(Records contained in a dataset)
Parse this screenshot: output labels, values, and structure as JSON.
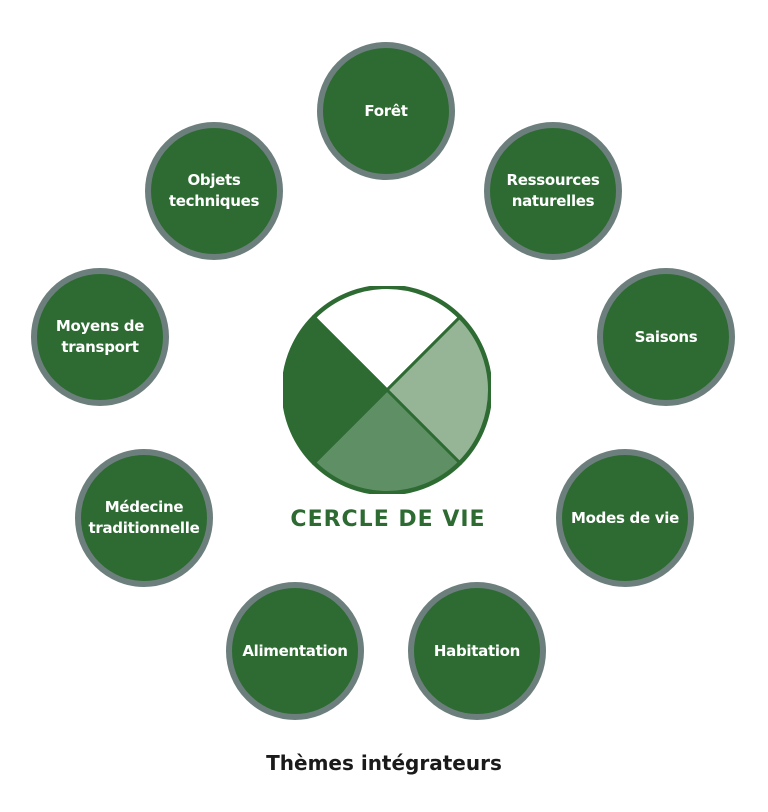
{
  "center": {
    "label": "CERCLE DE VIE",
    "colors": {
      "top": "#ffffff",
      "left": "#2e6b33",
      "bottom": "#5f8f64",
      "right": "#96b597",
      "outline": "#2e6b33"
    }
  },
  "themes": [
    {
      "label": "Forêt"
    },
    {
      "label": "Ressources naturelles"
    },
    {
      "label": "Saisons"
    },
    {
      "label": "Modes de vie"
    },
    {
      "label": "Habitation"
    },
    {
      "label": "Alimentation"
    },
    {
      "label": "Médecine traditionnelle"
    },
    {
      "label": "Moyens de transport"
    },
    {
      "label": "Objets techniques"
    }
  ],
  "caption": "Thèmes intégrateurs",
  "colors": {
    "circle_fill": "#2e6b33",
    "circle_border": "#6d7f7d",
    "text_on_circle": "#ffffff"
  }
}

**WHAT TO WORK ON**
Reproduce all entries exactly. Pictures do not belong in the copy.

**EXERCISE ANSWER**
Parse this screenshot: output labels, values, and structure as JSON.
{
  "center": {
    "label": "CERCLE DE VIE",
    "colors": {
      "top": "#ffffff",
      "left": "#2e6b33",
      "bottom": "#5f8f64",
      "right": "#96b597",
      "outline": "#2e6b33"
    }
  },
  "themes": [
    {
      "label": "Forêt"
    },
    {
      "label": "Ressources naturelles"
    },
    {
      "label": "Saisons"
    },
    {
      "label": "Modes de vie"
    },
    {
      "label": "Habitation"
    },
    {
      "label": "Alimentation"
    },
    {
      "label": "Médecine traditionnelle"
    },
    {
      "label": "Moyens de transport"
    },
    {
      "label": "Objets techniques"
    }
  ],
  "caption": "Thèmes intégrateurs",
  "colors": {
    "circle_fill": "#2e6b33",
    "circle_border": "#6d7f7d",
    "text_on_circle": "#ffffff"
  }
}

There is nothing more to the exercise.